> _WHAT THE EXERCISE ASKS_
In the following material, identify every line holding the string "data" and return it.

----

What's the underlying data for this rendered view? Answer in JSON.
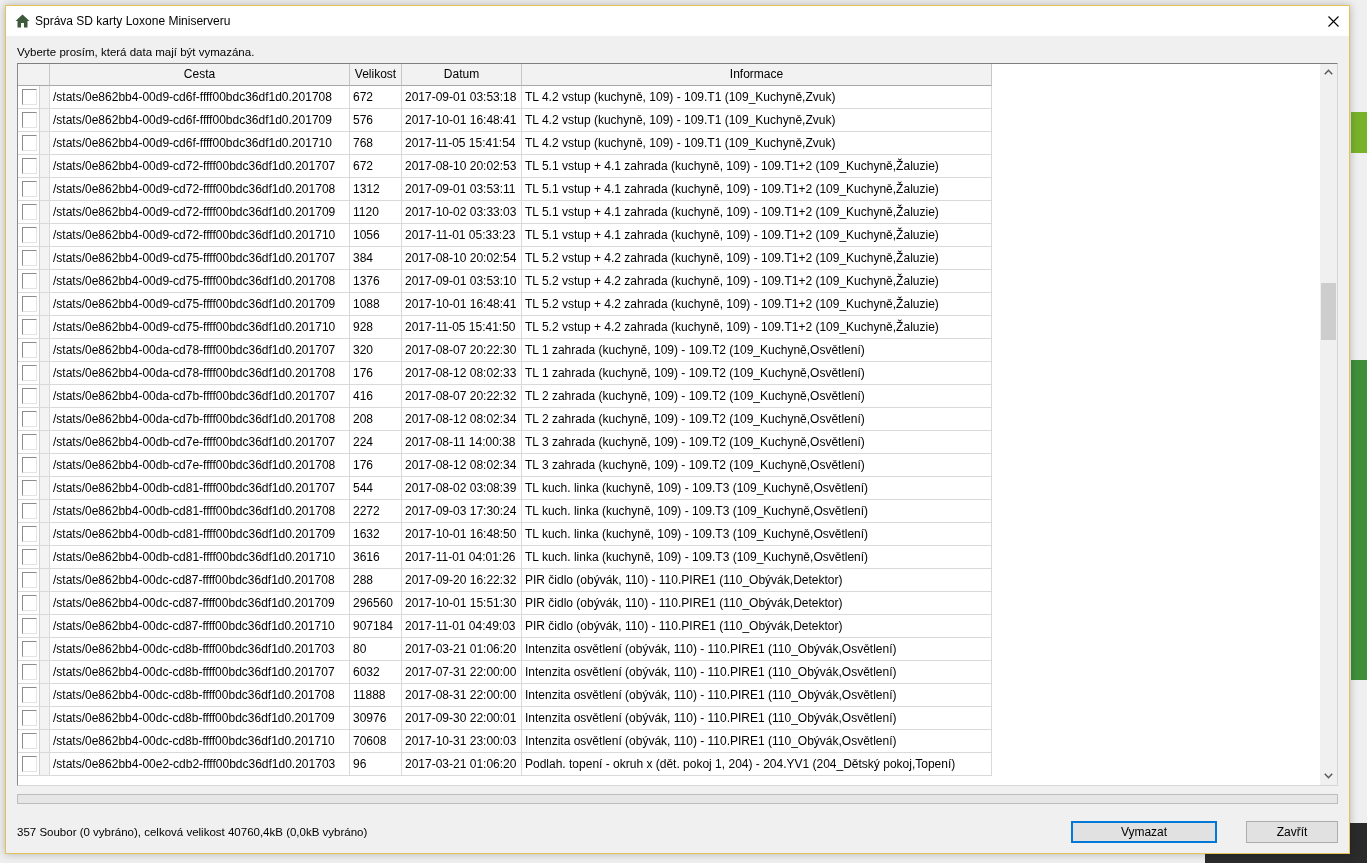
{
  "window": {
    "title": "Správa SD karty Loxone Miniserveru"
  },
  "instruction": "Vyberte prosím, která data mají být vymazána.",
  "table": {
    "columns": [
      "Cesta",
      "Velikost",
      "Datum",
      "Informace"
    ],
    "rows": [
      {
        "checked": false,
        "path": "/stats/0e862bb4-00d9-cd6f-ffff00bdc36df1d0.201708",
        "size": "672",
        "date": "2017-09-01 03:53:18",
        "info": "TL 4.2 vstup (kuchyně, 109) - 109.T1 (109_Kuchyně,Zvuk)"
      },
      {
        "checked": false,
        "path": "/stats/0e862bb4-00d9-cd6f-ffff00bdc36df1d0.201709",
        "size": "576",
        "date": "2017-10-01 16:48:41",
        "info": "TL 4.2 vstup (kuchyně, 109) - 109.T1 (109_Kuchyně,Zvuk)"
      },
      {
        "checked": false,
        "path": "/stats/0e862bb4-00d9-cd6f-ffff00bdc36df1d0.201710",
        "size": "768",
        "date": "2017-11-05 15:41:54",
        "info": "TL 4.2 vstup (kuchyně, 109) - 109.T1 (109_Kuchyně,Zvuk)"
      },
      {
        "checked": false,
        "path": "/stats/0e862bb4-00d9-cd72-ffff00bdc36df1d0.201707",
        "size": "672",
        "date": "2017-08-10 20:02:53",
        "info": "TL 5.1 vstup + 4.1 zahrada (kuchyně, 109) - 109.T1+2 (109_Kuchyně,Žaluzie)"
      },
      {
        "checked": false,
        "path": "/stats/0e862bb4-00d9-cd72-ffff00bdc36df1d0.201708",
        "size": "1312",
        "date": "2017-09-01 03:53:11",
        "info": "TL 5.1 vstup + 4.1 zahrada (kuchyně, 109) - 109.T1+2 (109_Kuchyně,Žaluzie)"
      },
      {
        "checked": false,
        "path": "/stats/0e862bb4-00d9-cd72-ffff00bdc36df1d0.201709",
        "size": "1120",
        "date": "2017-10-02 03:33:03",
        "info": "TL 5.1 vstup + 4.1 zahrada (kuchyně, 109) - 109.T1+2 (109_Kuchyně,Žaluzie)"
      },
      {
        "checked": false,
        "path": "/stats/0e862bb4-00d9-cd72-ffff00bdc36df1d0.201710",
        "size": "1056",
        "date": "2017-11-01 05:33:23",
        "info": "TL 5.1 vstup + 4.1 zahrada (kuchyně, 109) - 109.T1+2 (109_Kuchyně,Žaluzie)"
      },
      {
        "checked": false,
        "path": "/stats/0e862bb4-00d9-cd75-ffff00bdc36df1d0.201707",
        "size": "384",
        "date": "2017-08-10 20:02:54",
        "info": "TL 5.2 vstup + 4.2 zahrada (kuchyně, 109) - 109.T1+2 (109_Kuchyně,Žaluzie)"
      },
      {
        "checked": false,
        "path": "/stats/0e862bb4-00d9-cd75-ffff00bdc36df1d0.201708",
        "size": "1376",
        "date": "2017-09-01 03:53:10",
        "info": "TL 5.2 vstup + 4.2 zahrada (kuchyně, 109) - 109.T1+2 (109_Kuchyně,Žaluzie)"
      },
      {
        "checked": false,
        "path": "/stats/0e862bb4-00d9-cd75-ffff00bdc36df1d0.201709",
        "size": "1088",
        "date": "2017-10-01 16:48:41",
        "info": "TL 5.2 vstup + 4.2 zahrada (kuchyně, 109) - 109.T1+2 (109_Kuchyně,Žaluzie)"
      },
      {
        "checked": false,
        "path": "/stats/0e862bb4-00d9-cd75-ffff00bdc36df1d0.201710",
        "size": "928",
        "date": "2017-11-05 15:41:50",
        "info": "TL 5.2 vstup + 4.2 zahrada (kuchyně, 109) - 109.T1+2 (109_Kuchyně,Žaluzie)"
      },
      {
        "checked": false,
        "path": "/stats/0e862bb4-00da-cd78-ffff00bdc36df1d0.201707",
        "size": "320",
        "date": "2017-08-07 20:22:30",
        "info": "TL 1 zahrada (kuchyně, 109) - 109.T2 (109_Kuchyně,Osvětlení)"
      },
      {
        "checked": false,
        "path": "/stats/0e862bb4-00da-cd78-ffff00bdc36df1d0.201708",
        "size": "176",
        "date": "2017-08-12 08:02:33",
        "info": "TL 1 zahrada (kuchyně, 109) - 109.T2 (109_Kuchyně,Osvětlení)"
      },
      {
        "checked": false,
        "path": "/stats/0e862bb4-00da-cd7b-ffff00bdc36df1d0.201707",
        "size": "416",
        "date": "2017-08-07 20:22:32",
        "info": "TL 2 zahrada (kuchyně, 109) - 109.T2 (109_Kuchyně,Osvětlení)"
      },
      {
        "checked": false,
        "path": "/stats/0e862bb4-00da-cd7b-ffff00bdc36df1d0.201708",
        "size": "208",
        "date": "2017-08-12 08:02:34",
        "info": "TL 2 zahrada (kuchyně, 109) - 109.T2 (109_Kuchyně,Osvětlení)"
      },
      {
        "checked": false,
        "path": "/stats/0e862bb4-00db-cd7e-ffff00bdc36df1d0.201707",
        "size": "224",
        "date": "2017-08-11 14:00:38",
        "info": "TL 3 zahrada (kuchyně, 109) - 109.T2 (109_Kuchyně,Osvětlení)"
      },
      {
        "checked": false,
        "path": "/stats/0e862bb4-00db-cd7e-ffff00bdc36df1d0.201708",
        "size": "176",
        "date": "2017-08-12 08:02:34",
        "info": "TL 3 zahrada (kuchyně, 109) - 109.T2 (109_Kuchyně,Osvětlení)"
      },
      {
        "checked": false,
        "path": "/stats/0e862bb4-00db-cd81-ffff00bdc36df1d0.201707",
        "size": "544",
        "date": "2017-08-02 03:08:39",
        "info": "TL kuch. linka (kuchyně, 109) - 109.T3 (109_Kuchyně,Osvětlení)"
      },
      {
        "checked": false,
        "path": "/stats/0e862bb4-00db-cd81-ffff00bdc36df1d0.201708",
        "size": "2272",
        "date": "2017-09-03 17:30:24",
        "info": "TL kuch. linka (kuchyně, 109) - 109.T3 (109_Kuchyně,Osvětlení)"
      },
      {
        "checked": false,
        "path": "/stats/0e862bb4-00db-cd81-ffff00bdc36df1d0.201709",
        "size": "1632",
        "date": "2017-10-01 16:48:50",
        "info": "TL kuch. linka (kuchyně, 109) - 109.T3 (109_Kuchyně,Osvětlení)"
      },
      {
        "checked": false,
        "path": "/stats/0e862bb4-00db-cd81-ffff00bdc36df1d0.201710",
        "size": "3616",
        "date": "2017-11-01 04:01:26",
        "info": "TL kuch. linka (kuchyně, 109) - 109.T3 (109_Kuchyně,Osvětlení)"
      },
      {
        "checked": false,
        "path": "/stats/0e862bb4-00dc-cd87-ffff00bdc36df1d0.201708",
        "size": "288",
        "date": "2017-09-20 16:22:32",
        "info": "PIR čidlo (obývák, 110) - 110.PIRE1 (110_Obývák,Detektor)"
      },
      {
        "checked": false,
        "path": "/stats/0e862bb4-00dc-cd87-ffff00bdc36df1d0.201709",
        "size": "296560",
        "date": "2017-10-01 15:51:30",
        "info": "PIR čidlo (obývák, 110) - 110.PIRE1 (110_Obývák,Detektor)"
      },
      {
        "checked": false,
        "path": "/stats/0e862bb4-00dc-cd87-ffff00bdc36df1d0.201710",
        "size": "907184",
        "date": "2017-11-01 04:49:03",
        "info": "PIR čidlo (obývák, 110) - 110.PIRE1 (110_Obývák,Detektor)"
      },
      {
        "checked": false,
        "path": "/stats/0e862bb4-00dc-cd8b-ffff00bdc36df1d0.201703",
        "size": "80",
        "date": "2017-03-21 01:06:20",
        "info": "Intenzita osvětlení (obývák, 110) - 110.PIRE1 (110_Obývák,Osvětlení)"
      },
      {
        "checked": false,
        "path": "/stats/0e862bb4-00dc-cd8b-ffff00bdc36df1d0.201707",
        "size": "6032",
        "date": "2017-07-31 22:00:00",
        "info": "Intenzita osvětlení (obývák, 110) - 110.PIRE1 (110_Obývák,Osvětlení)"
      },
      {
        "checked": false,
        "path": "/stats/0e862bb4-00dc-cd8b-ffff00bdc36df1d0.201708",
        "size": "11888",
        "date": "2017-08-31 22:00:00",
        "info": "Intenzita osvětlení (obývák, 110) - 110.PIRE1 (110_Obývák,Osvětlení)"
      },
      {
        "checked": false,
        "path": "/stats/0e862bb4-00dc-cd8b-ffff00bdc36df1d0.201709",
        "size": "30976",
        "date": "2017-09-30 22:00:01",
        "info": "Intenzita osvětlení (obývák, 110) - 110.PIRE1 (110_Obývák,Osvětlení)"
      },
      {
        "checked": false,
        "path": "/stats/0e862bb4-00dc-cd8b-ffff00bdc36df1d0.201710",
        "size": "70608",
        "date": "2017-10-31 23:00:03",
        "info": "Intenzita osvětlení (obývák, 110) - 110.PIRE1 (110_Obývák,Osvětlení)"
      },
      {
        "checked": false,
        "path": "/stats/0e862bb4-00e2-cdb2-ffff00bdc36df1d0.201703",
        "size": "96",
        "date": "2017-03-21 01:06:20",
        "info": "Podlah. topení - okruh x (dět. pokoj 1, 204) - 204.YV1 (204_Dětský pokoj,Topení)"
      }
    ]
  },
  "progress": {
    "level": 0
  },
  "status": "357 Soubor (0 vybráno), celková velikost 40760,4kB (0,0kB vybráno)",
  "buttons": [
    {
      "label": "Vymazat",
      "focused": true
    },
    {
      "label": "Zavřít",
      "focused": false
    }
  ]
}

----

> _WRITTEN SOLUTION_
What's the underlying data for this rendered view? Answer in JSON.
  "instruction": "Vyberte prosím, která data mají být vymazána.",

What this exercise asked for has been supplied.